INSTRUCTIONS FOR THE TASK:
Send back all the data below, exactly as given.

Collected data:
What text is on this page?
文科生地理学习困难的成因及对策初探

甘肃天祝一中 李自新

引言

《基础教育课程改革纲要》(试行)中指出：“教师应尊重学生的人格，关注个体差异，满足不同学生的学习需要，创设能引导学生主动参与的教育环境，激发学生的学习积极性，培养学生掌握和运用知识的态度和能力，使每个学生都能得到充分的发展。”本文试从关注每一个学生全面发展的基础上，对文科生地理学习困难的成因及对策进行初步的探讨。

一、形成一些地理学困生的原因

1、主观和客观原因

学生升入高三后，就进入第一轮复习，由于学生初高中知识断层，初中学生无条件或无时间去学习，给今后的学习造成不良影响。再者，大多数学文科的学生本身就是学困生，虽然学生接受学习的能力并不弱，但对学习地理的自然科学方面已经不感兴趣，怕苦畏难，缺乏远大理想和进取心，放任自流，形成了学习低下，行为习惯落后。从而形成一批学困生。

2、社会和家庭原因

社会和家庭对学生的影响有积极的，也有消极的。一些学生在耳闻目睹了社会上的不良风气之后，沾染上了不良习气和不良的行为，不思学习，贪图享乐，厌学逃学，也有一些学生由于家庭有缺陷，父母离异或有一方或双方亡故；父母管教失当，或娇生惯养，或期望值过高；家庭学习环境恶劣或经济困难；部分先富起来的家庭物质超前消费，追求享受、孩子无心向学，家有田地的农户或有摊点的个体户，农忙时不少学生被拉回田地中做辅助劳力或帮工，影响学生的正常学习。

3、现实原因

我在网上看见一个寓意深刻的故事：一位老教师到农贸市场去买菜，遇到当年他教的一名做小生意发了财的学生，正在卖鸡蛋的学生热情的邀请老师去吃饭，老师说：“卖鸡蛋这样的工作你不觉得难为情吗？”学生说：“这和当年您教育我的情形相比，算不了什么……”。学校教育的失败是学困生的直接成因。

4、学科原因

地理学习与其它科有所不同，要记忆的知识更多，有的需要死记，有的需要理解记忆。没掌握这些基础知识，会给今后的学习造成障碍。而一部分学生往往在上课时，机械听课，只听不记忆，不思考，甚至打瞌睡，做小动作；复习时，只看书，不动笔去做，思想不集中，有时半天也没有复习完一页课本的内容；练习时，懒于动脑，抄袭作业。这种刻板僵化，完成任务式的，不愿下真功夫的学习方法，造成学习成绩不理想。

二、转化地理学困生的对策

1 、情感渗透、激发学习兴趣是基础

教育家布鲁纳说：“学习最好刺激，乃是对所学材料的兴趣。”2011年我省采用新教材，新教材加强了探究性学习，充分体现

WORKED SOLUTION:
What text is on this page?
文科生地理学习困难的成因及对策初探

甘肃天祝一中 李自新

引言

《基础教育课程改革纲要》(试行)中指出：“教师应尊重学生的人格，关注个体差异，满足不同学生的学习需要，创设能引导学生主动参与的教育环境，激发学生的学习积极性，培养学生掌握和运用知识的态度和能力，使每个学生都能得到充分的发展。”本文试从关注每一个学生全面发展的基础上，对文科生地理学习困难的成因及对策进行初步的探讨。

一、形成一些地理学困生的原因

1、主观和客观原因

学生升入高三后，就进入第一轮复习，由于学生初高中知识断层，初中学生无条件或无时间去学习，给今后的学习造成不良影响。再者，大多数学文科的学生本身就是学困生，虽然学生接受学习的能力并不弱，但对学习地理的自然科学方面已经不感兴趣，怕苦畏难，缺乏远大理想和进取心，放任自流，形成了学习低下，行为习惯落后。从而形成一批学困生。

2、社会和家庭原因

社会和家庭对学生的影响有积极的，也有消极的。一些学生在耳闻目睹了社会上的不良风气之后，沾染上了不良习气和不良的行为，不思学习，贪图享乐，厌学逃学，也有一些学生由于家庭有缺陷，父母离异或有一方或双方亡故；父母管教失当，或娇生惯养，或期望值过高；家庭学习环境恶劣或经济困难；部分先富起来的家庭物质超前消费，追求享受、孩子无心向学，家有田地的农户或有摊点的个体户，农忙时不少学生被拉回田地中做辅助劳力或帮工，影响学生的正常学习。

3、现实原因

我在网上看见一个寓意深刻的故事：一位老教师到农贸市场去买菜，遇到当年他教的一名做小生意发了财的学生，正在卖鸡蛋的学生热情的邀请老师去吃饭，老师说：“卖鸡蛋这样的工作你不觉得难为情吗？”学生说：“这和当年您教育我的情形相比，算不了什么……”。学校教育的失败是学困生的直接成因。

4、学科原因

地理学习与其它科有所不同，要记忆的知识更多，有的需要死记，有的需要理解记忆。没掌握这些基础知识，会给今后的学习造成障碍。而一部分学生往往在上课时，机械听课，只听不记忆，不思考，甚至打瞌睡，做小动作；复习时，只看书，不动笔去做，思想不集中，有时半天也没有复习完一页课本的内容；练习时，懒于动脑，抄袭作业。这种刻板僵化，完成任务式的，不愿下真功夫的学习方法，造成学习成绩不理想。

二、转化地理学困生的对策

1 、情感渗透、激发学习兴趣是基础

教育家布鲁纳说：“学习最好刺激，乃是对所学材料的兴趣。”2011年我省采用新教材，新教材加强了探究性学习，充分体现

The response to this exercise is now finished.